This analysis was conducted within the Breast Cancer Association Consortium [25], which is a large, ongoing collaborative project involving study groups across the globe. Figure 1 shows that we collected a total of 166 TMAs containing 19,039 cores, representing 10,005 patients from 13 study groups (Additional file 1: Table S1). Ten study groups provided unstained TMAs which were then stained and digitised in the Breakthrough Core Pathology laboratory at the Institute of Cancer Research (ICR) and the academic biochemistry laboratory of the Royal Marsden Hospital (RMH), London, UK. Two groups (MARIE and PBCS) provided pre-stained TMAs which were also digitised in our centre. One study (SEARCH) provided TMA images acquired using a similar Ariol technology (a digital image acquisition and analysis system) to the one adopted for this analysis. Of the 10,005 patients, 1917 were excluded on account of failing predefined quality control checks (N = 946) or due to absent data on follow-up times and/or vital status (N = 971). As a result, a total of 8088 patients from 10 study groups with a median follow-up of 7.5 years and a total of 1401 breast cancer specific deaths were used in the survival analysis involving automated KI67. Of these, 2440 patients with pathologists’ visual KI67 scores in addition to automated KI67 scores were used to extrapolate a visual from an automated cut-off point, following which comparative survival analyses involving visual and automated KI67 scores were conducted. Information on other clinico-pathological characteristics of tumours including histological grade, nodal status, tumour size, stage, adjuvant systemic therapy (endocrine therapy and/or chemotherapy) and other IHC markers (i.e. oestrogen receptor (ER), progesterone receptor (PR) and human epidermal growth factor receptor 2 (HER2)) were obtained from clinical records. Additional Ariol HER2 data were obtained for a subset of patients with missing clinical HER2 data but for whom data on ER and PR were available (N = 403). All patients provided written informed consent and all participating studies gained approval from the local ethical committees and institutional review boards.

#####

__The task__. Could you write the next part of the text on the breast cancer KI67 study, picking up after its final sentence? The rows aren't needed for anything here.

__Extracted information__.

#####

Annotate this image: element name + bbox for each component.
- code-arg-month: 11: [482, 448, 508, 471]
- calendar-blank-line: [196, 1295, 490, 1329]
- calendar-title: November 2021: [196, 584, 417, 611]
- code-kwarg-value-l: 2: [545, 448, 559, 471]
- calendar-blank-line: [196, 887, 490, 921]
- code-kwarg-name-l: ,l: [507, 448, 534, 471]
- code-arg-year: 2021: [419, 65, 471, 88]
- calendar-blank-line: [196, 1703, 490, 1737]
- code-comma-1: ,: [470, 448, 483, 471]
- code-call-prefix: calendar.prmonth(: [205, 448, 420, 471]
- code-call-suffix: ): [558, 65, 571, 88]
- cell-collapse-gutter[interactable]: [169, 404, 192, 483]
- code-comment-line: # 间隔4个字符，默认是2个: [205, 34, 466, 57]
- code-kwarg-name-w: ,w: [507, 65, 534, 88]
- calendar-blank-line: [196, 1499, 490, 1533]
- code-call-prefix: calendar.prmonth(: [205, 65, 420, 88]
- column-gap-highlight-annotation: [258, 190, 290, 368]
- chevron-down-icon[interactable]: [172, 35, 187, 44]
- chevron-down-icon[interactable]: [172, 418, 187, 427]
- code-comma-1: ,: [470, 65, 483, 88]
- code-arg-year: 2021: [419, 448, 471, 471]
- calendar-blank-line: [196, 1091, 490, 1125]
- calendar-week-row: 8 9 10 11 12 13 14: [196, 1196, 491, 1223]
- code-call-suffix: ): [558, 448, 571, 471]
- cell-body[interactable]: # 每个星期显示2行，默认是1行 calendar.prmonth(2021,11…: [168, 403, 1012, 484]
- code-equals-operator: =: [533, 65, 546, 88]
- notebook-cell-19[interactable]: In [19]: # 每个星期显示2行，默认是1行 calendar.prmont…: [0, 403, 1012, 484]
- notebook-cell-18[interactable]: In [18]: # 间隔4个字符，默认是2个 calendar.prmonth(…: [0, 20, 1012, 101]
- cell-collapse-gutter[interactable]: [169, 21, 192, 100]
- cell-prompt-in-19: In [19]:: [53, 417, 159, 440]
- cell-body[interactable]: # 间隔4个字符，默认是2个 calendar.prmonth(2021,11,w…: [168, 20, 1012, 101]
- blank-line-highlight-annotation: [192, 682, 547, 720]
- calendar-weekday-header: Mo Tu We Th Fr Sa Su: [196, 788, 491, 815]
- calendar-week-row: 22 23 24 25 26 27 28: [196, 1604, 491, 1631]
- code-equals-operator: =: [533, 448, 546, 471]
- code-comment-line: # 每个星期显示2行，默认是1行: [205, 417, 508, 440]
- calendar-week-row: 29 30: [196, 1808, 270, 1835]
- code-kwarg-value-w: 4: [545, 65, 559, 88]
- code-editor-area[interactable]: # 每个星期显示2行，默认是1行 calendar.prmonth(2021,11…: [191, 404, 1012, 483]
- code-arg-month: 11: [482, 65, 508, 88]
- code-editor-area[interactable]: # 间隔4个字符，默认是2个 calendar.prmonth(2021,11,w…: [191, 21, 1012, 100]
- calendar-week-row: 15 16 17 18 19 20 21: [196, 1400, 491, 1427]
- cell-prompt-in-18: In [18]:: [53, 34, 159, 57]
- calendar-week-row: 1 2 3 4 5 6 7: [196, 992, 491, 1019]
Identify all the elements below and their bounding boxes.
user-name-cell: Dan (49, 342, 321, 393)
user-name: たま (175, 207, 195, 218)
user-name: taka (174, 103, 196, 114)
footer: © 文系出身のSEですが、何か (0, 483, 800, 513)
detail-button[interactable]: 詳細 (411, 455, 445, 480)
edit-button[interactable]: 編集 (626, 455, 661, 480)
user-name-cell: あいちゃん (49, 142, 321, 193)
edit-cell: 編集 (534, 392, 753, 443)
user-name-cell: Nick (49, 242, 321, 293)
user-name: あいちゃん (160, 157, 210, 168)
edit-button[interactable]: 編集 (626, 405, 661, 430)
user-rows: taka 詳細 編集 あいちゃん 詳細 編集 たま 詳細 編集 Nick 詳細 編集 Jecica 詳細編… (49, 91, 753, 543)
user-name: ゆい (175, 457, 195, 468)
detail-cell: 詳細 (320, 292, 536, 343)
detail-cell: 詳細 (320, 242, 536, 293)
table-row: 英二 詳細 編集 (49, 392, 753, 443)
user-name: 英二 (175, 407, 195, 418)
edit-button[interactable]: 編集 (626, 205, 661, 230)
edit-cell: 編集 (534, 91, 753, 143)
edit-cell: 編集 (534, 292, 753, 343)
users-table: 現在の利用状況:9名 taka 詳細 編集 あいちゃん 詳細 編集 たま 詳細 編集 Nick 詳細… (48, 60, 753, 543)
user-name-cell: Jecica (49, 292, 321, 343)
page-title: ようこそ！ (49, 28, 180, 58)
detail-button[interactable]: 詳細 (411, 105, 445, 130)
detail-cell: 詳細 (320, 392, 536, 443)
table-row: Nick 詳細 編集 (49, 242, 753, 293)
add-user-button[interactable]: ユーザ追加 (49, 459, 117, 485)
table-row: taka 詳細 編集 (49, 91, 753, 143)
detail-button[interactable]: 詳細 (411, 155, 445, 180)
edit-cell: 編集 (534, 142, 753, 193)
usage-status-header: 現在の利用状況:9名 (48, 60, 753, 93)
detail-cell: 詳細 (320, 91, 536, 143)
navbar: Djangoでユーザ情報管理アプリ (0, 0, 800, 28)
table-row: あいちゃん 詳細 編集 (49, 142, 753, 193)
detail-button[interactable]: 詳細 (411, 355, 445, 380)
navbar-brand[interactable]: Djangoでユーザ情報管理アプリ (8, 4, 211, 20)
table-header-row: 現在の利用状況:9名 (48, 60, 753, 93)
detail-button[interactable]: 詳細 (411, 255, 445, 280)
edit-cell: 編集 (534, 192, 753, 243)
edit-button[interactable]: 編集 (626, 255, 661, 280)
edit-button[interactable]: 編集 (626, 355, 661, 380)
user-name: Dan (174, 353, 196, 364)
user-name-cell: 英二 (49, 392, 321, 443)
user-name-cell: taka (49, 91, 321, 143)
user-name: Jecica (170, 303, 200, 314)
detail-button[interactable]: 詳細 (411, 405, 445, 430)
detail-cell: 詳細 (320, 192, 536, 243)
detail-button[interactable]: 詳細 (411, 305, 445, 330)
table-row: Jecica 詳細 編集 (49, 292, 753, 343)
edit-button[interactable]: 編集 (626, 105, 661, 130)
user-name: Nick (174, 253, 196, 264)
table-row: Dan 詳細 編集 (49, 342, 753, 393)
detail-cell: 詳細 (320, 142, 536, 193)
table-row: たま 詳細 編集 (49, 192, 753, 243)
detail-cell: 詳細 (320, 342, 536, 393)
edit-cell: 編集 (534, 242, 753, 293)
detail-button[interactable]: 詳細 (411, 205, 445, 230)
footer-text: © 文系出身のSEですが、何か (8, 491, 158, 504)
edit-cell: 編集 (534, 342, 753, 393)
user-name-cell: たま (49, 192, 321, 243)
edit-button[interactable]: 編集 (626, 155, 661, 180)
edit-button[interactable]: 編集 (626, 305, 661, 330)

#####

__Exercise answer__.
Fig. 1

Study population and study design. We collected 166 TMAs containing 19,039 cores from 10,005 patients. Of these, 15 TMAs containing 1346 cores were selected as the training set and these were used to develop an automated scoring protocol that was validated against corresponding computer-assisted visual (CAV) scores. Ultimately, this protocol was applied to the scoring of all 166 TMAs. Following automated scoring, all cores that failed our priori defined quality control checks (including total nuclei count >50 and <15,000, and KI67 score = 100 %) were excluded (N = 946 patients). For the purpose of survival analyses, all subjects with missing follow-up/survival data were also excluded (N = 971 patients). As a result, a total of 8088 patients were used in the survival analysis involving automated KI67 score. Furthermore, based on a subset of patients (N = 2440) with pathologists’ KI67 scores in addition to the automated KI67 scores, we extrapolated a visual from an automated cut-off point and used this to compare the prognostic performance of visual and automated KI67 scores in breast cancer. QC quality control, TMA tissue microarray

KI67 immunostaining

Sections were dewaxed using xylene and rehydrated through graded alcohol (100, 90 and 70 %) to water. Slides were then placed in a preheated (5 min, 800 W microwave) solution of Dako Target Retrieval solution pH 6.0 (S1699), microwaved on high power for 10 min and then allowed to cool in this solution at room temperature for 10 min. In the next stage, the slides were placed on a Dako autostainer and stained using a standard protocol with Dako MIB-1 diluted 1/50 and visualised using the Dako REAL kit (K5001). The MIB-1 antibody was also adopted for the staining of the TMAs that were not part of those centrally stained at the ICR, but at varying concentrations (PBCS = 1:500; MARIE = 1:400 and SEARCH = 1:200) (Additional file 1: Table S2).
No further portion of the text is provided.